PAGE EXCERPT:
· · ·

Improving Manufacturing Applications of Machine Learning by Understanding Defect Classification and the Critical Error Threshold

David Blondheim

September 13, 2023

Machine learning (ML) unlocks patterns and provides insight into data that organizations are using for financial value and knowledge. Use of machine learning in manufacturing environments is increasing, yet sometimes these applications fail to produce meaningful results. A critical review of how defects are classified is needed to appropriately apply machine learning in a production foundry and other manufacturing processes. Four elements associated with defect classification are proposed: Binary Acceptance Specifications, Stochastic Formation of Defects, Secondary Process Variation, and Visual Defect Inspection. These four elements create data space overlap, which influences the bias associated with training supervised machine learning algorithms. If this influence is significant enough, the predicted error of the model exceeds a critical error threshold (CET). There is no financial motivation to implement the ML model in the manufacturing environment if its error is greater than the CET. The goal is to bring awareness to these four elements, define the critical error threshold, and offer guidance and future study recommendations on data collection and machine learning that will increase the success of ML within manufacturing.

· · ·

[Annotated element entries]

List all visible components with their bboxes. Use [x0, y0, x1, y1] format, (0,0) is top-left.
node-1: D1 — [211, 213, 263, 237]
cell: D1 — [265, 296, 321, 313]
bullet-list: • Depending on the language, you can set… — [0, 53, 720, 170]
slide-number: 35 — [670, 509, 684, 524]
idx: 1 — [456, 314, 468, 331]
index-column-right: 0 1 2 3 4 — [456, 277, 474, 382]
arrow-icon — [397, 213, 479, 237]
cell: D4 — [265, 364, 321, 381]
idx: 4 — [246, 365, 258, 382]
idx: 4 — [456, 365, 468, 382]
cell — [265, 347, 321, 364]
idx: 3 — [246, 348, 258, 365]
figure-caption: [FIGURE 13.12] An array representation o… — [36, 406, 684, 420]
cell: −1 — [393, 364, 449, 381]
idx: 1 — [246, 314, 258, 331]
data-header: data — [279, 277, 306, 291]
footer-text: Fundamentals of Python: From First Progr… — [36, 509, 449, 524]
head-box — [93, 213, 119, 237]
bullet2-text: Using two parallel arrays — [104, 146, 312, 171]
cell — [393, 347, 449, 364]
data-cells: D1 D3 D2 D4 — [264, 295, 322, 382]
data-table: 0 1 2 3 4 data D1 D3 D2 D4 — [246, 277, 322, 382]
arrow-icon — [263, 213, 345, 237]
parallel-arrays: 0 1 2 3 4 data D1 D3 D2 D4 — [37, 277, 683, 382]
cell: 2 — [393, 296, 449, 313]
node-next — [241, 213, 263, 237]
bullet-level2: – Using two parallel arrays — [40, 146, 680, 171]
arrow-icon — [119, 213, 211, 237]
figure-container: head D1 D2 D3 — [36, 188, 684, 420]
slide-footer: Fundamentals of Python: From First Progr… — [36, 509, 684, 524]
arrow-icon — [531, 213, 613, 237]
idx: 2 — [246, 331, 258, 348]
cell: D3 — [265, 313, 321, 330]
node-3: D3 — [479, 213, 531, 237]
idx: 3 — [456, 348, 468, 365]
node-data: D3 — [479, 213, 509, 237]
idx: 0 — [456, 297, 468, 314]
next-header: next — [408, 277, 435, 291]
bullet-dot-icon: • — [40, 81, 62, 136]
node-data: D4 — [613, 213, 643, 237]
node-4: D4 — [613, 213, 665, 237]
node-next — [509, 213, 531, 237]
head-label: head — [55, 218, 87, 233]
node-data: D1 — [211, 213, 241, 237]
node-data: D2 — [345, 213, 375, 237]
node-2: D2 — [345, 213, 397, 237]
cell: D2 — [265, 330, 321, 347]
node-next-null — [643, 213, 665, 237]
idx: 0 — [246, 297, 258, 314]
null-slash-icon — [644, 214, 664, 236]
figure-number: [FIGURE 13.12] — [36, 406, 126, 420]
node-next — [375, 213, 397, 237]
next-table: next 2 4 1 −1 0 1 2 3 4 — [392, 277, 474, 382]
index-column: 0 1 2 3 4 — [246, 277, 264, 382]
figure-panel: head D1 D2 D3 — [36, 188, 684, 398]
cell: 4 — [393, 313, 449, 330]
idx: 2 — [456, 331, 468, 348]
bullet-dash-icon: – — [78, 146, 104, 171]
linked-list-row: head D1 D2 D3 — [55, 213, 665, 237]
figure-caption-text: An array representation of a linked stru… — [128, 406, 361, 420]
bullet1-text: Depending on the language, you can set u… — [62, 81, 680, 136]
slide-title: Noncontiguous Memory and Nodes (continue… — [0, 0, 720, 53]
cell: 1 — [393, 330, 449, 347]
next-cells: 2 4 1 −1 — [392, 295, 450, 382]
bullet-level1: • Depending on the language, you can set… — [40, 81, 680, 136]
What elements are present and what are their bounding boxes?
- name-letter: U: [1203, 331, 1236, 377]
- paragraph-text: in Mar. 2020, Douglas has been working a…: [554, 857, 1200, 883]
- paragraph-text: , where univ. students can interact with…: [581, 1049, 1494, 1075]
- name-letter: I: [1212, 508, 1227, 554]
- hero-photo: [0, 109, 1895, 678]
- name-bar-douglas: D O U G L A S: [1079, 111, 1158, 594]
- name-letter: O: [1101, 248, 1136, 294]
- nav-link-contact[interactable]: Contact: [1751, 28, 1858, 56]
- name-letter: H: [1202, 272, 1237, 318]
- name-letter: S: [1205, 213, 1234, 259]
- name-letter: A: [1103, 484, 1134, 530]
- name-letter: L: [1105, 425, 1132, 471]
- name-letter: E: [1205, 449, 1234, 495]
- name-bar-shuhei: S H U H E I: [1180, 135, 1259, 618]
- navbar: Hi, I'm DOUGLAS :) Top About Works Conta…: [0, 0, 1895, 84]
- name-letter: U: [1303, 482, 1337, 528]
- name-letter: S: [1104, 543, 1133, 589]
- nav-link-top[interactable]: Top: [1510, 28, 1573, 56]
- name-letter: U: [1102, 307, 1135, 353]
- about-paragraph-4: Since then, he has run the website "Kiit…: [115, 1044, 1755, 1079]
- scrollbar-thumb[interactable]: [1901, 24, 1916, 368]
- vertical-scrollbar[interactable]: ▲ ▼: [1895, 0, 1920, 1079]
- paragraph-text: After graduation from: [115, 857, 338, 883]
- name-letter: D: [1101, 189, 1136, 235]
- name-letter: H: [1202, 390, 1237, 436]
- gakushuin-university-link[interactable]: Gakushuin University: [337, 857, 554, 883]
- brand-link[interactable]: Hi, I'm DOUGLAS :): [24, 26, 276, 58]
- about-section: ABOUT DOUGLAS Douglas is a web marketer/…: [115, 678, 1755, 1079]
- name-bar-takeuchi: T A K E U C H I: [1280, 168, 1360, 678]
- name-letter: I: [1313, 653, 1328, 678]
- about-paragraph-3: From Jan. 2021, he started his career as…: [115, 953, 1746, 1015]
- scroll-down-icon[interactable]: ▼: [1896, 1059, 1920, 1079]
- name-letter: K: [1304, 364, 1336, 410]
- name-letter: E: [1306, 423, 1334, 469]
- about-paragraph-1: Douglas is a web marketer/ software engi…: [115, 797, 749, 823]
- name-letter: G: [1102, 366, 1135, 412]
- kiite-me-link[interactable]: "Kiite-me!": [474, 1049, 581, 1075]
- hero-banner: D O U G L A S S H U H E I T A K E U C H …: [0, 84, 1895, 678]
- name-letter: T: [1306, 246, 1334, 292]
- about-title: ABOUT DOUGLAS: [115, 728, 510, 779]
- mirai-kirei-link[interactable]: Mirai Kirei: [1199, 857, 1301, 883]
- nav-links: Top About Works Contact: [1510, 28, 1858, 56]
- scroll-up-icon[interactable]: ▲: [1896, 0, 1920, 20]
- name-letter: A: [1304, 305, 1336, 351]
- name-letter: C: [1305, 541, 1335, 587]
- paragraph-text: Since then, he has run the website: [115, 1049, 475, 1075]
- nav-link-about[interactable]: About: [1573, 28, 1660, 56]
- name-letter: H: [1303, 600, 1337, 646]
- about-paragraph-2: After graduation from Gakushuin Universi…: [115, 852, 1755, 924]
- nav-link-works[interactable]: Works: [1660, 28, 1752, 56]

· · ·

SET OF TASKS:
1. How many elements of defect classification does the abstract on machine learning in manufacturing propose?
2. Find each line in the listing that contains the word "First" and copy it out. Case counts.
The abstract and the listing have nothing to do with each other.

PER-TASK ANSWERS:
1. Four: Binary Acceptance Specifications, Stochastic Formation of Defects, Secondary Process Variation, and Visual Defect Inspection.

2.
footer-text: Fundamentals of Python: From First Progr… — [36, 509, 449, 524]
slide-footer: Fundamentals of Python: From First Progr… — [36, 509, 684, 524]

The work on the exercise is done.